# start of Recorded data

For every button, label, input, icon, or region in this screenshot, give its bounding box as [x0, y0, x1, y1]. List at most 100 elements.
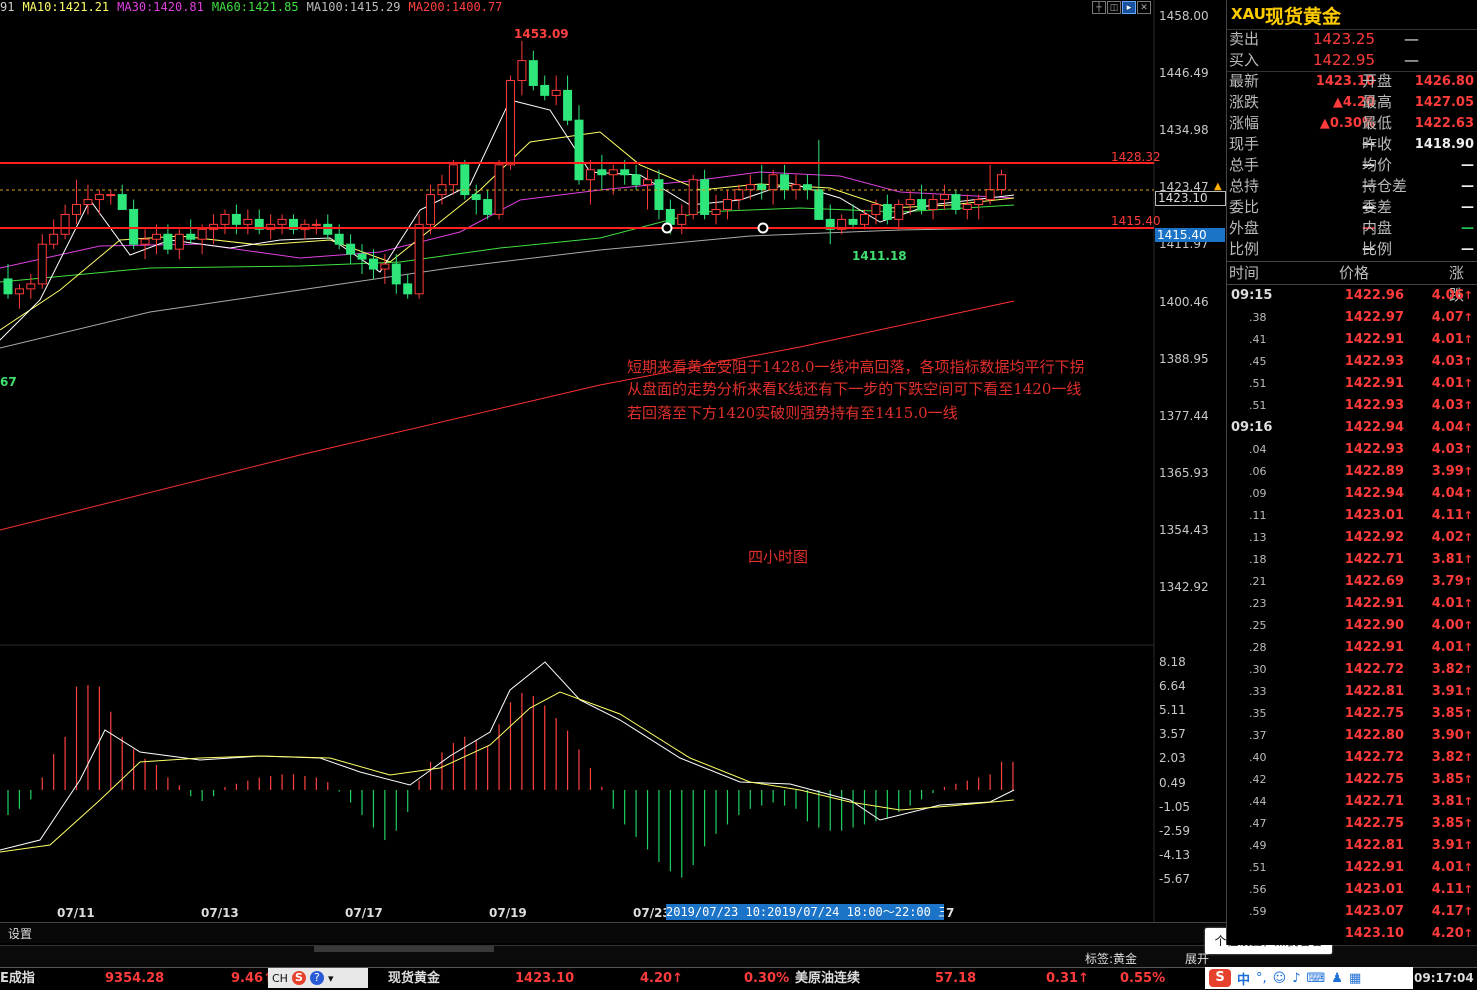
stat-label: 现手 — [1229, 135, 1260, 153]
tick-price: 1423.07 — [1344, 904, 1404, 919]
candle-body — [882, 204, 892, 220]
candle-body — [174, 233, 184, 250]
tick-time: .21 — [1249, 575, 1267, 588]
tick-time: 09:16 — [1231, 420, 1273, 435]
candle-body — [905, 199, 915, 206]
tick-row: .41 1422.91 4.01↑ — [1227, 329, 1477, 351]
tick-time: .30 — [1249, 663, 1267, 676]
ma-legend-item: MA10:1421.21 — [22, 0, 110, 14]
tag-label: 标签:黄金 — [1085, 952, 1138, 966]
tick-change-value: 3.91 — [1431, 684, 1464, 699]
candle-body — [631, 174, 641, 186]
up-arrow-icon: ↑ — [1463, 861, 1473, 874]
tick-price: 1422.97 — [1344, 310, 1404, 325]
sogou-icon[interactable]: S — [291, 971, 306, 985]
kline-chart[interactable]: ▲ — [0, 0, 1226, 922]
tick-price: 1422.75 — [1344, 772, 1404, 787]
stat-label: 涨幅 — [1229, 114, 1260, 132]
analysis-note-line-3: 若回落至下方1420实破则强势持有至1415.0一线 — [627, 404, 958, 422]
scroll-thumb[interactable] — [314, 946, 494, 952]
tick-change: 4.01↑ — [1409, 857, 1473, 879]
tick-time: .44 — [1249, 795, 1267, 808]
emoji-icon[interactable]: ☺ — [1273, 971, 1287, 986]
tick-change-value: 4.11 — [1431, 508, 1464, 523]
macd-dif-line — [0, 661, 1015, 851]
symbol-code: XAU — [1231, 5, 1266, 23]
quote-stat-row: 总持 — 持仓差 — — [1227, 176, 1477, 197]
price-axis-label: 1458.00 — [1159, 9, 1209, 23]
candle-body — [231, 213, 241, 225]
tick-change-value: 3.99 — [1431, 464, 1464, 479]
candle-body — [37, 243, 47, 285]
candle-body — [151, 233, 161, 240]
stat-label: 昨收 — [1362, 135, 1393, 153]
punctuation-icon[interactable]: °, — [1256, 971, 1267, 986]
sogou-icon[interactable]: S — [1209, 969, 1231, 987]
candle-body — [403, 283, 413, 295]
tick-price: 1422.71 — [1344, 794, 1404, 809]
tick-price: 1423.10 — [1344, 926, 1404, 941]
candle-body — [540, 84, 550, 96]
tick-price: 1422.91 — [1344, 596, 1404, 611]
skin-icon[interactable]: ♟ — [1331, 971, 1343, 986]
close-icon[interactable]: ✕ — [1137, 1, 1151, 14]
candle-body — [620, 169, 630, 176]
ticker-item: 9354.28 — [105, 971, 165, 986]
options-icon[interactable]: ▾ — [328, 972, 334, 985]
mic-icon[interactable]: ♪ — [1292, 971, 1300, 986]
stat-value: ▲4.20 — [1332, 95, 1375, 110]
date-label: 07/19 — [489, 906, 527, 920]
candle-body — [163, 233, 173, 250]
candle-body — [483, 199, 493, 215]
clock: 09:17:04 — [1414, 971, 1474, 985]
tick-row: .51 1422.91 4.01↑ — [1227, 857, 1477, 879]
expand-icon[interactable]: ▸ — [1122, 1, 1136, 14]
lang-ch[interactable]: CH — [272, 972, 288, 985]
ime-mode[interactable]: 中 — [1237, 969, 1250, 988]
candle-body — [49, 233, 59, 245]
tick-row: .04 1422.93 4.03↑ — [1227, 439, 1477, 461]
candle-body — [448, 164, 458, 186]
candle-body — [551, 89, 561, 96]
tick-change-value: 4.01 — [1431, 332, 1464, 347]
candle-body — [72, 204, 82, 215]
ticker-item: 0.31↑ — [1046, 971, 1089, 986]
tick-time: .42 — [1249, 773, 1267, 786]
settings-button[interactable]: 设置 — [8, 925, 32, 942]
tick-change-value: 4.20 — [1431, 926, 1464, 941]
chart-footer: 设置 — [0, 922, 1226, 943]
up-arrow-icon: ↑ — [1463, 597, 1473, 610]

# end of Recorded data

__Stated problem__.
Write out every line of the entries above verbatim, omitting the pictures.

__Output__.
For every button, label, input, icon, or region in this screenshot, give its bounding box as [x0, y0, x1, y1]. List at most 100 elements.
stat-label: 现手 — [1229, 135, 1260, 153]
tick-price: 1423.07 — [1344, 904, 1404, 919]
candle-body — [882, 204, 892, 220]
candle-body — [174, 233, 184, 250]
tick-time: .21 — [1249, 575, 1267, 588]
tick-time: 09:16 — [1231, 420, 1273, 435]
candle-body — [905, 199, 915, 206]
tick-row: .41 1422.91 4.01↑ — [1227, 329, 1477, 351]
tick-time: .30 — [1249, 663, 1267, 676]
ma-legend-item: MA10:1421.21 — [22, 0, 110, 14]
tag-label: 标签:黄金 — [1085, 952, 1138, 966]
tick-change-value: 3.91 — [1431, 684, 1464, 699]
candle-body — [631, 174, 641, 186]
up-arrow-icon: ↑ — [1463, 861, 1473, 874]
tick-price: 1422.97 — [1344, 310, 1404, 325]
sogou-icon[interactable]: S — [291, 971, 306, 985]
kline-chart[interactable]: ▲ — [0, 0, 1226, 922]
tick-price: 1422.75 — [1344, 772, 1404, 787]
stat-label: 涨幅 — [1229, 114, 1260, 132]
analysis-note-line-3: 若回落至下方1420实破则强势持有至1415.0一线 — [627, 404, 958, 422]
scroll-thumb[interactable] — [314, 946, 494, 952]
tick-change: 4.01↑ — [1409, 857, 1473, 879]
tick-time: .44 — [1249, 795, 1267, 808]
emoji-icon[interactable]: ☺ — [1273, 971, 1287, 986]
tick-change-value: 4.11 — [1431, 508, 1464, 523]
macd-dif-line — [0, 661, 1015, 851]
symbol-code: XAU — [1231, 5, 1266, 23]
quote-stat-row: 总持 — 持仓差 — — [1227, 176, 1477, 197]
price-axis-label: 1458.00 — [1159, 9, 1209, 23]
candle-body — [231, 213, 241, 225]
tick-change-value: 3.99 — [1431, 464, 1464, 479]
candle-body — [37, 243, 47, 285]
candle-body — [151, 233, 161, 240]
stat-label: 昨收 — [1362, 135, 1393, 153]
punctuation-icon[interactable]: °, — [1256, 971, 1267, 986]
sogou-icon[interactable]: S — [1209, 969, 1231, 987]
candle-body — [403, 283, 413, 295]
tick-price: 1422.71 — [1344, 794, 1404, 809]
tick-price: 1423.10 — [1344, 926, 1404, 941]
candle-body — [540, 84, 550, 96]
tick-price: 1422.91 — [1344, 596, 1404, 611]
skin-icon[interactable]: ♟ — [1331, 971, 1343, 986]
close-icon[interactable]: ✕ — [1137, 1, 1151, 14]
candle-body — [620, 169, 630, 176]
ticker-item: 9354.28 — [105, 971, 165, 986]
options-icon[interactable]: ▾ — [328, 972, 334, 985]
mic-icon[interactable]: ♪ — [1292, 971, 1300, 986]
stat-value: ▲4.20 — [1332, 95, 1375, 110]
date-label: 07/19 — [489, 906, 527, 920]
candle-body — [163, 233, 173, 250]
candle-body — [483, 199, 493, 215]
clock: 09:17:04 — [1414, 971, 1474, 985]
tick-row: .51 1422.91 4.01↑ — [1227, 857, 1477, 879]
expand-icon[interactable]: ▸ — [1122, 1, 1136, 14]
lang-ch[interactable]: CH — [272, 972, 288, 985]
ime-mode[interactable]: 中 — [1237, 969, 1250, 988]
candle-body — [49, 233, 59, 245]
tick-row: .04 1422.93 4.03↑ — [1227, 439, 1477, 461]
candle-body — [448, 164, 458, 186]
candle-body — [551, 89, 561, 96]
tick-change-value: 4.01 — [1431, 332, 1464, 347]
candle-body — [72, 204, 82, 215]
ticker-item: 0.31↑ — [1046, 971, 1089, 986]
tick-time: .42 — [1249, 773, 1267, 786]
settings-button[interactable]: 设置 — [8, 925, 32, 942]
tick-change-value: 4.20 — [1431, 926, 1464, 941]
chart-footer: 设置 — [0, 922, 1226, 943]
up-arrow-icon: ↑ — [1463, 597, 1473, 610]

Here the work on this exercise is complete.